Document segment
Elsevier

Knowledge-Based Systems

Volume 218, 22 April 2021, 106841
Knowledge-Based Systems

Consistency and diversity neural network multi-view multi-label learning

https://doi.org/10.1016/j.knosys.2021.106841Get rights and content

Highlights

  • A MVML feedforward neural network model is constructed, which is different from the traditional neural network model.

  • This model effectively considers the issues of view consistency, view diversity, and label correlations in MVML learning. In addition, a similar ensemble learning method is used to predict the final model.

  • The large number of empirical results of CDMM on the benchmark data set proves that it has certain advantages compared with some related and competitive methods.

Abstract

In multi-view multi-label learning, each object is represented by multiple heterogeneous data and is simultaneously associated with multiple class labels. Previous studies usually use shared subspaces to fuse multi-view representations. However, as the number of views increases, it is more challenging to capture the high-order relationships among multiple views. Therefore, a novel neural network multi-view multi-label learning framework is proposed, which is intended to solve the problem of consistency and diversity among views through a simple and effective method(CDMM). First, we build a separate classifier for each view based on the neural network method of the nonlinear kernel mapping function and require each view to learn a consistent label result. Then, we consider the diversity of individual views while learning a consistent representation among views. For this reason, we combine the Hilbert–Schmidt Independence Criterion with exploring the diversity among different views. Finally, the label correlation factor is in addition to the classification model, and the view contribution factor is added to the prediction model. A large number of comparative experiments with existing state-of-the-art solutions on benchmark multi-view multi-label learning data sets show the effectiveness of this method.

Introduction

Multi-label(ML) learning solves the problem of label ambiguity by associating a single instance with a set of labels. For example, a picture can be labeled as the “lake”, “mountain”, and “forest” at the same time, and there may be a strong correlation among these labels. The main task of ML learning is to build a learning model, which can effectively predict the possible label set of unknown objects. In the past few decades, scholars have proposed many effective ML learning algorithms in various domains, such as image annotation [1], [2], video annotation [3], and bioinformatics [4], [5] etc.

Traditional ML learning is to learn knowledge from a single data structure. However, in the real world, due to the increasing diversity of data collection and feature extraction methods, a single example has multiple views. This type of data is usually associated with numerous heterogeneous feature representations simultaneously, and each feature representation provides a different view of the data [6], [7], [8], [9]. For example, in image classification, natural scene images can usually be reproduced by visual features or described by a specific text. The main challenge of this type of task is how to effectively learn the heterogeneity among multiple views while accurately classifying data. Therefore, in the face of more complex data classification problems in real scenes, a multi-view multi-label(MVML) learning framework has emerged.

Due to the widespread existence of MVML datasets, MVML learning has become an active research area in many practical applications [10], [11]. In MVML learning, each instance is represented by multiple heterogeneous feature data, which is also associated with multiple class labels. Both solutions based on multi-view(MV) learning or ML learning have their fundamental problems to be resolved. The main issues to be solved urgently in the method that focuses on MV learning are:

  • 1.

Data
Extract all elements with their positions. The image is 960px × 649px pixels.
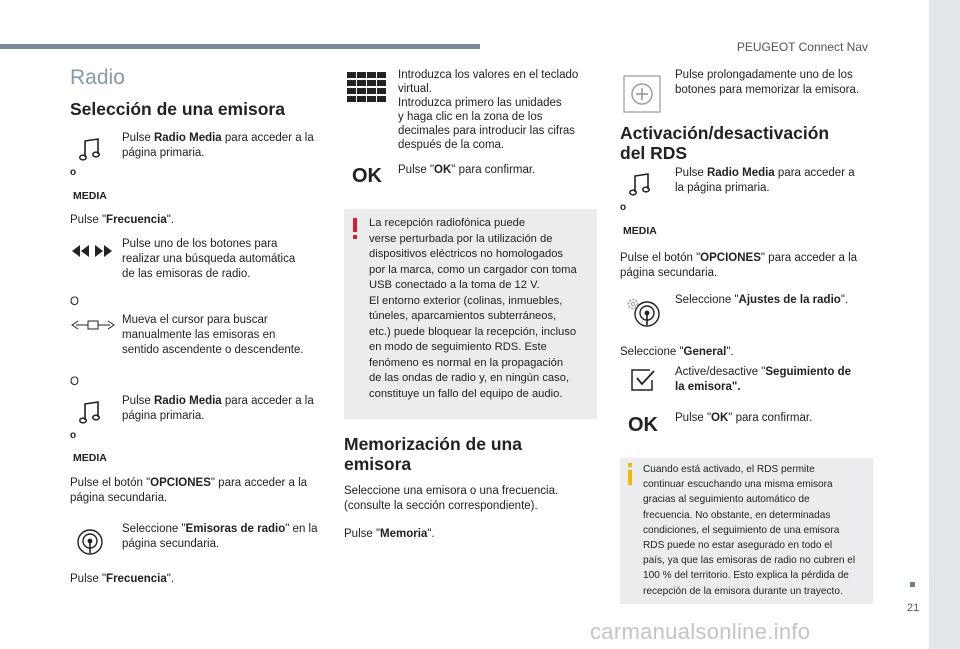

Written task 1
In the paper on multi-view multi-label learning, what criterion is combined with exploring the diversity among different views?
Written task 2
Continue the paper on multi-view multi-label learning from the point where it stops.

Written answer 1
The Hilbert–Schmidt Independence Criterion.

Written answer 2
    There should be consistent information representation among different views, so how to effectively solve the consistency problem among mining views and fusing the correlation between high-dimensional heterogeneous data is of paramount importance.

  • 2.

    Information observed among views is different, so there is individual diversity in the information obtained. Individual diversified information mining contributes to enhancing communication among views, thereby improving the performance of the algorithm.

  • 3.

    The structural differences of the data among the various views lead to different importance of each view, so the contribution degree of each view is also different.

Based on these problems, we divide these algorithms into two types. The first type of method is a two-step learning strategy. The first step directly uses the MV learning method to solve the MV learning problem. The second step utilizes the existing ML learning method to solve the ML learning problem. For example, Liu et al. [12] proposed a multi-view framework lrMMC based on matrix decomposition. The framework first seeks the shared representation of multiple views and then completes the classification based on the matrix of the shared feature space. Furthermore, [11] maps each view to a shared space to eliminate noise and redundancy while maintaining the sparse and manifold structure of the image data, respectively. This two-step learning strategy learning often results in sub-optimal results.

The second type of method is the joint learning strategy. They established a unified, MVML learning model to solve the problem. For example, Zhao et al. [13] introduced a predictive reliability measurement method to select samples for sharing labels to share information with other opinions in a co-training manner; Luo et al. [14] jointly extract the consistency and specificity of heterogeneous features for subspace learning; Zhang et al. [15] proposed an MVML method based on matrix factorization, which uses the complementarity among different views to obtain a common semantic representation. The complexity of this type of method is high, but the performance of the model has been significantly improved.

The main problems that need to be solved urgently in the method that focuses on ML learning are:

  • 1.

    In the face of high-dimensional heterogeneous data, how to effectively predict the label set of unknown instances;

  • 2.

    Effectively fusion of information among each view and mining label correlation to improve the performance of the classifier.

Based on this, some scholars have proposed solutions. One type of method is tantamount to connect all the data views in series to one data view, and then use the ML learning method to solve it. However, this concatenation strategy has the following problems: it ignores the different physical interpretations of the view data features; the concatenation strategy causes the feature dimension of the data to be too large, and the model training will overfit when the training; the other type establishes an ML classification model for each MV heterogeneous data, and unify the results of these models to construct the final prediction model. For example, Ren et al. [16] fuse multiple views into a mixed feature matrix and use low-rank structure and manifold regularization to utilize global label correlation and local smoothness. Nevertheless, parallel strategy forces all views to output consistent results, ignoring the diversity among different views. Another common problem in MVML learning is that there is an individual difference in the degree of contribution among other views.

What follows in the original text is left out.